PROBLEM TO SOLVE:
Copy out the material from the line containing "Patent image size: (969, 446)." to the line containing "The pressing surface 37 is at (387, 323).", including both of those lines, without changing anything.
begin
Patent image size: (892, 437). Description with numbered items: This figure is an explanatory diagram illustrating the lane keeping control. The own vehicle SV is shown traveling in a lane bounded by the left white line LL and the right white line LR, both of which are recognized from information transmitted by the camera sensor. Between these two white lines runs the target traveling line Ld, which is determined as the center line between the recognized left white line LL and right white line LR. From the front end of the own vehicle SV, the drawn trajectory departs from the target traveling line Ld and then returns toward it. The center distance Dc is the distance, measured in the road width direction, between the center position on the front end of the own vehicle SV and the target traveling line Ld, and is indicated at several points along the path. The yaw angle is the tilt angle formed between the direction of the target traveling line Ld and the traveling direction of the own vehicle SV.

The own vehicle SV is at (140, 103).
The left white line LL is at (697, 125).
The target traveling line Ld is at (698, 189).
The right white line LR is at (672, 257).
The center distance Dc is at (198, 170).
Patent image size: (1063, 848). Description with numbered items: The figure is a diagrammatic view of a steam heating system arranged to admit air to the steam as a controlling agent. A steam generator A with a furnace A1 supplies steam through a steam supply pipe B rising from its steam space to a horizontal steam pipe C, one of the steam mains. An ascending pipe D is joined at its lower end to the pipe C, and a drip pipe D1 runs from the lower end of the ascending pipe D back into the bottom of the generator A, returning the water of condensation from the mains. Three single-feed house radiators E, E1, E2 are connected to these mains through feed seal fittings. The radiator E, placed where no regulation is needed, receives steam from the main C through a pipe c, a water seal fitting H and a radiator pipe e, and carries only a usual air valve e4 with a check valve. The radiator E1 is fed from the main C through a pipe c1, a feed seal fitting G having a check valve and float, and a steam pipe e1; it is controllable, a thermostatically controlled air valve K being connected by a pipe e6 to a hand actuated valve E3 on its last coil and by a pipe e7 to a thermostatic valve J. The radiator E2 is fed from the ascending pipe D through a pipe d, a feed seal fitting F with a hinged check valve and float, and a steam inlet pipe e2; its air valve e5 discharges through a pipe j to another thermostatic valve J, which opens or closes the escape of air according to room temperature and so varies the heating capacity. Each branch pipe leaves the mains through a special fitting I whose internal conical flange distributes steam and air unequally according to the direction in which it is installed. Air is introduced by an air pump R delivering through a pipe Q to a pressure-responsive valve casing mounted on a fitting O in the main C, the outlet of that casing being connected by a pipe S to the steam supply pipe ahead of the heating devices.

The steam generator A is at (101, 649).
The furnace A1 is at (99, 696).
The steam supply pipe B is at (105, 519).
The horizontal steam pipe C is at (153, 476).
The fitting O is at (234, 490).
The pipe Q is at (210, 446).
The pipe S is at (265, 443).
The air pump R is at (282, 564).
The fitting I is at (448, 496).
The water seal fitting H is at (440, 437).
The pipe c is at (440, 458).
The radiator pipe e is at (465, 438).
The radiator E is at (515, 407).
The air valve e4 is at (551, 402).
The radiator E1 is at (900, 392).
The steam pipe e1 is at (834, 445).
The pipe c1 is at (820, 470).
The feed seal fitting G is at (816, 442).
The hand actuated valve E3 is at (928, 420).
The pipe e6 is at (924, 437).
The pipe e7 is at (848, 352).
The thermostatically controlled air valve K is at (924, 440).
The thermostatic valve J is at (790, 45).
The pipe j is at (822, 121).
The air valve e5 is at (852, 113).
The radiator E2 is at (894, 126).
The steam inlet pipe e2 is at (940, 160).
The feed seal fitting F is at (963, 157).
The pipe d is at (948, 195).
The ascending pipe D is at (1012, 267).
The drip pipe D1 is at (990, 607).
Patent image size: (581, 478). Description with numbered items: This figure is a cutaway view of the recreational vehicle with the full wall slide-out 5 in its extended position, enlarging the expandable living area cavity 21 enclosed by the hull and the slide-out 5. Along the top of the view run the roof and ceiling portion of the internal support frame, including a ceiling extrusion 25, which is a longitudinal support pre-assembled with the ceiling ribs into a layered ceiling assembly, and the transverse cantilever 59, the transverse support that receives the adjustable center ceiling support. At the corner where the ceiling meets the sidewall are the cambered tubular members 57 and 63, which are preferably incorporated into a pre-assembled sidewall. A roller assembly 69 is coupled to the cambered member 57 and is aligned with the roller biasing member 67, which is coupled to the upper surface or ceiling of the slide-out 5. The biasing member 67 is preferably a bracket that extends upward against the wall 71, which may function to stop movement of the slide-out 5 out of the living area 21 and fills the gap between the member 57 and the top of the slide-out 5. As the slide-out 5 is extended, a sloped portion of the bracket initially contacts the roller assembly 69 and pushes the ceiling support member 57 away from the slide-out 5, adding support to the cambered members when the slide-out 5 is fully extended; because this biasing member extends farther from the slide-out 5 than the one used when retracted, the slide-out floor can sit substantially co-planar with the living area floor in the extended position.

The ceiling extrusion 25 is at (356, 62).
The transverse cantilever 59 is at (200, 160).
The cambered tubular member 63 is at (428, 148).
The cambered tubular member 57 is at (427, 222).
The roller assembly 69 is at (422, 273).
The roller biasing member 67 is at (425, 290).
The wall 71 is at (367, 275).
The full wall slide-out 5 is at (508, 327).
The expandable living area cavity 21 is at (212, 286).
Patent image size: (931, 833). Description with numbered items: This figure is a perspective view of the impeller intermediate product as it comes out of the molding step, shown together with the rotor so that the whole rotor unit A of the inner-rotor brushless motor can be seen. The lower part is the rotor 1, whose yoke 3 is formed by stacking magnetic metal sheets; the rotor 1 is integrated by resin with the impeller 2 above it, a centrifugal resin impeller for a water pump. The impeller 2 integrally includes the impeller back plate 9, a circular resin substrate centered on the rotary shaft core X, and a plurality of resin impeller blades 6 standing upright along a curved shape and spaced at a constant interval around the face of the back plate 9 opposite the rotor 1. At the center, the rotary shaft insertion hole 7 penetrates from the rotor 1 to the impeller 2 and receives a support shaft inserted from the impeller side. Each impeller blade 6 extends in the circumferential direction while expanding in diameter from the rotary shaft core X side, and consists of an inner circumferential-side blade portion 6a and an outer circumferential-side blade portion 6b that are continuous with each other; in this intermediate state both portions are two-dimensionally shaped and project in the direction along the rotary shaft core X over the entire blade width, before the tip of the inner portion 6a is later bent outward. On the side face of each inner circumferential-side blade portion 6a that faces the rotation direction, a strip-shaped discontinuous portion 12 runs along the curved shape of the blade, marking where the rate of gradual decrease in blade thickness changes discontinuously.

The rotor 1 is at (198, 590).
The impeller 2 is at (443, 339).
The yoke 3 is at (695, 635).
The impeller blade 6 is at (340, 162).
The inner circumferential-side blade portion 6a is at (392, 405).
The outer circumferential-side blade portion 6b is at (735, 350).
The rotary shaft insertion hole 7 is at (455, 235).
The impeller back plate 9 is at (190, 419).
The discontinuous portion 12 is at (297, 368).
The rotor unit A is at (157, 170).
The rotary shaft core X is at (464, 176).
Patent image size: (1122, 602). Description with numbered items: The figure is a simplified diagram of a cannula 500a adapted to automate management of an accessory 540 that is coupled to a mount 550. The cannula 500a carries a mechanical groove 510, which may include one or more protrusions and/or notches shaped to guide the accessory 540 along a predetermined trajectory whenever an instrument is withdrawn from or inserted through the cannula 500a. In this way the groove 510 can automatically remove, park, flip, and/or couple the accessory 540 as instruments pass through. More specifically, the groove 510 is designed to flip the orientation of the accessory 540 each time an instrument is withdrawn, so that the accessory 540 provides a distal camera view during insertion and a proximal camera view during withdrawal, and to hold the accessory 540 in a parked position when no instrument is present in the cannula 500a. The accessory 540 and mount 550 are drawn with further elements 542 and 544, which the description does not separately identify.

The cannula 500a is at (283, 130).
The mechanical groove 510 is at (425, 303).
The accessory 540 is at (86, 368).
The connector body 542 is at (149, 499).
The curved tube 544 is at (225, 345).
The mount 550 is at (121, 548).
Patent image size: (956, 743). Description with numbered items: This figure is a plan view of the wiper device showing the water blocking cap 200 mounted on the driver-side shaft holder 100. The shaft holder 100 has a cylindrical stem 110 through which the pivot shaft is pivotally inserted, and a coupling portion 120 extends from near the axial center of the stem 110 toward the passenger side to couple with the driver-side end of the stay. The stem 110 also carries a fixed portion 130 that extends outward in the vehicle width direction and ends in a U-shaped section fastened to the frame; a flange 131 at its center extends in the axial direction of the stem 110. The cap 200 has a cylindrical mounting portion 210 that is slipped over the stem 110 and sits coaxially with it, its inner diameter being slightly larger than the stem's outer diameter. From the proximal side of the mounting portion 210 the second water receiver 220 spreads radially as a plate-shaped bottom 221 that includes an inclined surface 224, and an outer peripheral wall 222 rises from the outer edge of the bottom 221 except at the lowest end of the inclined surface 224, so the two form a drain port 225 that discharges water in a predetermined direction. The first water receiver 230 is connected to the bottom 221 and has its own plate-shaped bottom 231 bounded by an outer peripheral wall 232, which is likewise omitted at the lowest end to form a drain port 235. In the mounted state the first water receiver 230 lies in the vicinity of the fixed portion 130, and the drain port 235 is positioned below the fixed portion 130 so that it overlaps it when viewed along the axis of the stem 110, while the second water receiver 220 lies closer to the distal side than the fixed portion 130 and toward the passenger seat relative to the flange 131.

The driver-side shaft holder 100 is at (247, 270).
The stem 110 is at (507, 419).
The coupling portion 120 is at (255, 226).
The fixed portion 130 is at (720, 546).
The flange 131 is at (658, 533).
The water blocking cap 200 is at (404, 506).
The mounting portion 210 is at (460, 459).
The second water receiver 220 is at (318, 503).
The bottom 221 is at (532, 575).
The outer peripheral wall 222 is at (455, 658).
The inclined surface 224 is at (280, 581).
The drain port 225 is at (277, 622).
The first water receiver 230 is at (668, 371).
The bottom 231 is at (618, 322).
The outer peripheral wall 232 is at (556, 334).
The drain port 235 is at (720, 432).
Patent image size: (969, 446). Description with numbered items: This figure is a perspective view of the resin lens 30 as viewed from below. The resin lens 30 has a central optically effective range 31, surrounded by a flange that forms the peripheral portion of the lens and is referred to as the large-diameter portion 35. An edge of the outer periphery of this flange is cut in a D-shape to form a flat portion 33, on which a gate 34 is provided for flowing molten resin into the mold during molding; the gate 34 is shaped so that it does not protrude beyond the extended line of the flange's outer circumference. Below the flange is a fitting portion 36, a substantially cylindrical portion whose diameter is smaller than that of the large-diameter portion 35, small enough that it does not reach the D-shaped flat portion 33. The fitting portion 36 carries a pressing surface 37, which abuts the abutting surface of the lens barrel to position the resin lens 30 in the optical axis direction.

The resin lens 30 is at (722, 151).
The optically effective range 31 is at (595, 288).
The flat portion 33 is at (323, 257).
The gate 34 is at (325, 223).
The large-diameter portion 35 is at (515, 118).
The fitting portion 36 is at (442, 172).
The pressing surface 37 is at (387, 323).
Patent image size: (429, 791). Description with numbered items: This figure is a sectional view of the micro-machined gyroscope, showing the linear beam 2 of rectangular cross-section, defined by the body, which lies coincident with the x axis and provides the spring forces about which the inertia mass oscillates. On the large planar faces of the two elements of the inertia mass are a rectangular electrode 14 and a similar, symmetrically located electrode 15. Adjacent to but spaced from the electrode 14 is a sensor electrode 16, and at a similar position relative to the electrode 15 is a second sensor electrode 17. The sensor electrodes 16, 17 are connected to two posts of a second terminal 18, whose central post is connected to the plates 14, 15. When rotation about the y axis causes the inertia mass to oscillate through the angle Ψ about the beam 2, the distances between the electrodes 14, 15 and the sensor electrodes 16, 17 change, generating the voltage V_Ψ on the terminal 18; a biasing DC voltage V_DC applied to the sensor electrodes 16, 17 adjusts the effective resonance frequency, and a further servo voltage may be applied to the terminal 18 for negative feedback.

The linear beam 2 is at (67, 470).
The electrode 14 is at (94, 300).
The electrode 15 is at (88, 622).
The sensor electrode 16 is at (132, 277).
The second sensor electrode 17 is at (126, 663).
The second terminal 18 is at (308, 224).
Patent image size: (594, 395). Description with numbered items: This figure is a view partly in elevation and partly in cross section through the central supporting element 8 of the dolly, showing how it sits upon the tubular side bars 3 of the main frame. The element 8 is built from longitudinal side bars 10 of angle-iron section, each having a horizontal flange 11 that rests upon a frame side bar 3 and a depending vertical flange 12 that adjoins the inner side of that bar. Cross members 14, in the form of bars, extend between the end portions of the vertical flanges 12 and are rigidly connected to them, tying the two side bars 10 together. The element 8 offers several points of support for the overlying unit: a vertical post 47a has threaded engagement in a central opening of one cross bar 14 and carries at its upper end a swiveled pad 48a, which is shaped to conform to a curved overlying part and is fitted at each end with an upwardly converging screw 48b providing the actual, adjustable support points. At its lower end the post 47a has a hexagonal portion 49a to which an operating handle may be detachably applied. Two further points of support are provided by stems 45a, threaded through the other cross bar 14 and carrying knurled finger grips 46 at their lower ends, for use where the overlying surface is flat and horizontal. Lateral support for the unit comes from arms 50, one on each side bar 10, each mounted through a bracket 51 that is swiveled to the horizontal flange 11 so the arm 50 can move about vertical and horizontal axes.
end
ANSWER TO THIS PROBLEM:
Patent image size: (969, 446). Description with numbered items: This figure is a perspective view of the resin lens 30 as viewed from below. The resin lens 30 has a central optically effective range 31, surrounded by a flange that forms the peripheral portion of the lens and is referred to as the large-diameter portion 35. An edge of the outer periphery of this flange is cut in a D-shape to form a flat portion 33, on which a gate 34 is provided for flowing molten resin into the mold during molding; the gate 34 is shaped so that it does not protrude beyond the extended line of the flange's outer circumference. Below the flange is a fitting portion 36, a substantially cylindrical portion whose diameter is smaller than that of the large-diameter portion 35, small enough that it does not reach the D-shaped flat portion 33. The fitting portion 36 carries a pressing surface 37, which abuts the abutting surface of the lens barrel to position the resin lens 30 in the optical axis direction.

The resin lens 30 is at (722, 151).
The optically effective range 31 is at (595, 288).
The flat portion 33 is at (323, 257).
The gate 34 is at (325, 223).
The large-diameter portion 35 is at (515, 118).
The fitting portion 36 is at (442, 172).
The pressing surface 37 is at (387, 323).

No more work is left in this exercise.